▶ _Short task_:
Set down each line of the material that follows, exactly, with no pictures.

-*-*-

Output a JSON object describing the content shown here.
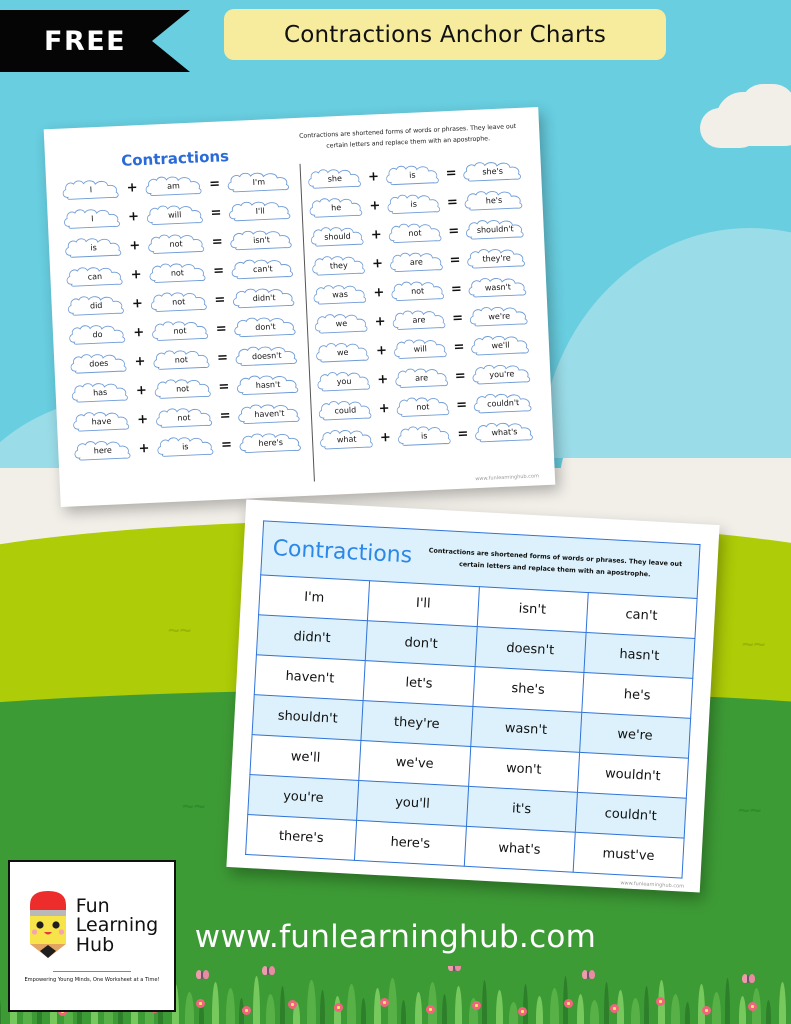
{
  "banner": {
    "free_label": "FREE",
    "title": "Contractions Anchor Charts"
  },
  "worksheet_cloud": {
    "title": "Contractions",
    "description": "Contractions are shortened forms of words or phrases. They leave out certain letters and replace them with an apostrophe.",
    "plus_symbol": "+",
    "equals_symbol": "=",
    "footer": "www.funlearninghub.com",
    "left_rows": [
      {
        "word1": "I",
        "word2": "am",
        "result": "I'm"
      },
      {
        "word1": "I",
        "word2": "will",
        "result": "I'll"
      },
      {
        "word1": "is",
        "word2": "not",
        "result": "isn't"
      },
      {
        "word1": "can",
        "word2": "not",
        "result": "can't"
      },
      {
        "word1": "did",
        "word2": "not",
        "result": "didn't"
      },
      {
        "word1": "do",
        "word2": "not",
        "result": "don't"
      },
      {
        "word1": "does",
        "word2": "not",
        "result": "doesn't"
      },
      {
        "word1": "has",
        "word2": "not",
        "result": "hasn't"
      },
      {
        "word1": "have",
        "word2": "not",
        "result": "haven't"
      },
      {
        "word1": "here",
        "word2": "is",
        "result": "here's"
      }
    ],
    "right_rows": [
      {
        "word1": "she",
        "word2": "is",
        "result": "she's"
      },
      {
        "word1": "he",
        "word2": "is",
        "result": "he's"
      },
      {
        "word1": "should",
        "word2": "not",
        "result": "shouldn't"
      },
      {
        "word1": "they",
        "word2": "are",
        "result": "they're"
      },
      {
        "word1": "was",
        "word2": "not",
        "result": "wasn't"
      },
      {
        "word1": "we",
        "word2": "are",
        "result": "we're"
      },
      {
        "word1": "we",
        "word2": "will",
        "result": "we'll"
      },
      {
        "word1": "you",
        "word2": "are",
        "result": "you're"
      },
      {
        "word1": "could",
        "word2": "not",
        "result": "couldn't"
      },
      {
        "word1": "what",
        "word2": "is",
        "result": "what's"
      }
    ]
  },
  "worksheet_table": {
    "title": "Contractions",
    "description": "Contractions are shortened forms of words or phrases. They leave out certain letters and replace them with an apostrophe.",
    "footer": "www.funlearninghub.com",
    "rows": [
      [
        "I'm",
        "I'll",
        "isn't",
        "can't"
      ],
      [
        "didn't",
        "don't",
        "doesn't",
        "hasn't"
      ],
      [
        "haven't",
        "let's",
        "she's",
        "he's"
      ],
      [
        "shouldn't",
        "they're",
        "wasn't",
        "we're"
      ],
      [
        "we'll",
        "we've",
        "won't",
        "wouldn't"
      ],
      [
        "you're",
        "you'll",
        "it's",
        "couldn't"
      ],
      [
        "there's",
        "here's",
        "what's",
        "must've"
      ]
    ]
  },
  "logo": {
    "line1": "Fun",
    "line2": "Learning",
    "line3": "Hub",
    "tagline": "Empowering Young Minds, One Worksheet at a Time!"
  },
  "site_url": "www.funlearninghub.com",
  "colors": {
    "sky": "#68CEE0",
    "hill_lightblue": "#9ADCE8",
    "cloud_white": "#F2EFE9",
    "hill_lime": "#AECC07",
    "hill_green": "#3D9B35",
    "title_pill": "#F7EC9E",
    "ribbon": "#050505",
    "table_border": "#2F73D9",
    "table_shade": "#DCF1FB",
    "heading_blue": "#2B87E8",
    "cloud_outline": "#6E9BD6"
  }
}
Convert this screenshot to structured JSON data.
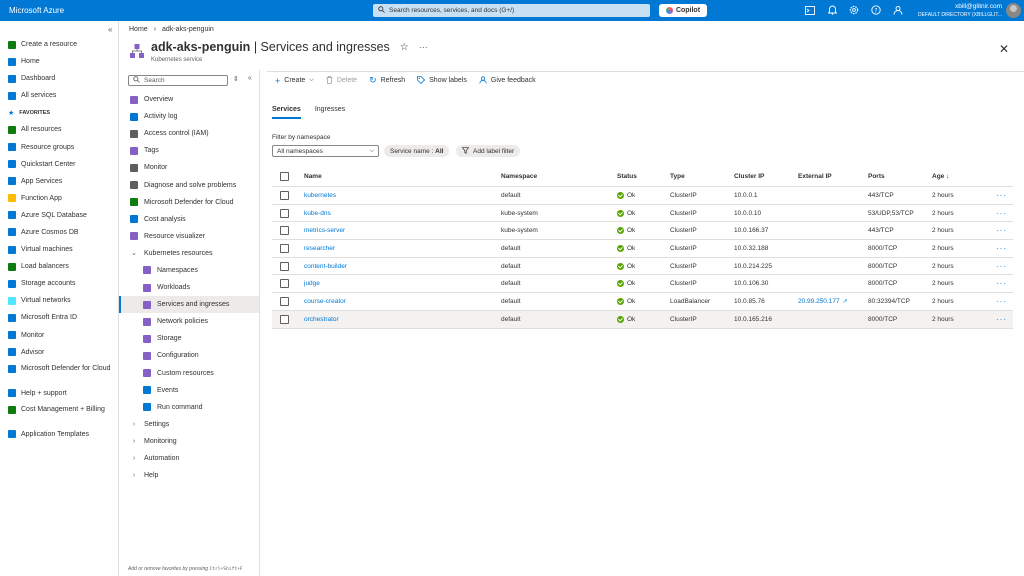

-*-*-

▶ _Correct result_:
Output a JSON object describing the content shown here.
{
  "banner": {
    "free_label": "FREE",
    "title": "Contractions Anchor Charts"
  },
  "worksheet_cloud": {
    "title": "Contractions",
    "description": "Contractions are shortened forms of words or phrases. They leave out certain letters and replace them with an apostrophe.",
    "plus_symbol": "+",
    "equals_symbol": "=",
    "footer": "www.funlearninghub.com",
    "left_rows": [
      {
        "word1": "I",
        "word2": "am",
        "result": "I'm"
      },
      {
        "word1": "I",
        "word2": "will",
        "result": "I'll"
      },
      {
        "word1": "is",
        "word2": "not",
        "result": "isn't"
      },
      {
        "word1": "can",
        "word2": "not",
        "result": "can't"
      },
      {
        "word1": "did",
        "word2": "not",
        "result": "didn't"
      },
      {
        "word1": "do",
        "word2": "not",
        "result": "don't"
      },
      {
        "word1": "does",
        "word2": "not",
        "result": "doesn't"
      },
      {
        "word1": "has",
        "word2": "not",
        "result": "hasn't"
      },
      {
        "word1": "have",
        "word2": "not",
        "result": "haven't"
      },
      {
        "word1": "here",
        "word2": "is",
        "result": "here's"
      }
    ],
    "right_rows": [
      {
        "word1": "she",
        "word2": "is",
        "result": "she's"
      },
      {
        "word1": "he",
        "word2": "is",
        "result": "he's"
      },
      {
        "word1": "should",
        "word2": "not",
        "result": "shouldn't"
      },
      {
        "word1": "they",
        "word2": "are",
        "result": "they're"
      },
      {
        "word1": "was",
        "word2": "not",
        "result": "wasn't"
      },
      {
        "word1": "we",
        "word2": "are",
        "result": "we're"
      },
      {
        "word1": "we",
        "word2": "will",
        "result": "we'll"
      },
      {
        "word1": "you",
        "word2": "are",
        "result": "you're"
      },
      {
        "word1": "could",
        "word2": "not",
        "result": "couldn't"
      },
      {
        "word1": "what",
        "word2": "is",
        "result": "what's"
      }
    ]
  },
  "worksheet_table": {
    "title": "Contractions",
    "description": "Contractions are shortened forms of words or phrases. They leave out certain letters and replace them with an apostrophe.",
    "footer": "www.funlearninghub.com",
    "rows": [
      [
        "I'm",
        "I'll",
        "isn't",
        "can't"
      ],
      [
        "didn't",
        "don't",
        "doesn't",
        "hasn't"
      ],
      [
        "haven't",
        "let's",
        "she's",
        "he's"
      ],
      [
        "shouldn't",
        "they're",
        "wasn't",
        "we're"
      ],
      [
        "we'll",
        "we've",
        "won't",
        "wouldn't"
      ],
      [
        "you're",
        "you'll",
        "it's",
        "couldn't"
      ],
      [
        "there's",
        "here's",
        "what's",
        "must've"
      ]
    ]
  },
  "logo": {
    "line1": "Fun",
    "line2": "Learning",
    "line3": "Hub",
    "tagline": "Empowering Young Minds, One Worksheet at a Time!"
  },
  "site_url": "www.funlearninghub.com",
  "colors": {
    "sky": "#68CEE0",
    "hill_lightblue": "#9ADCE8",
    "cloud_white": "#F2EFE9",
    "hill_lime": "#AECC07",
    "hill_green": "#3D9B35",
    "title_pill": "#F7EC9E",
    "ribbon": "#050505",
    "table_border": "#2F73D9",
    "table_shade": "#DCF1FB",
    "heading_blue": "#2B87E8",
    "cloud_outline": "#6E9BD6"
  }
}
Convert this screenshot to structured JSON data.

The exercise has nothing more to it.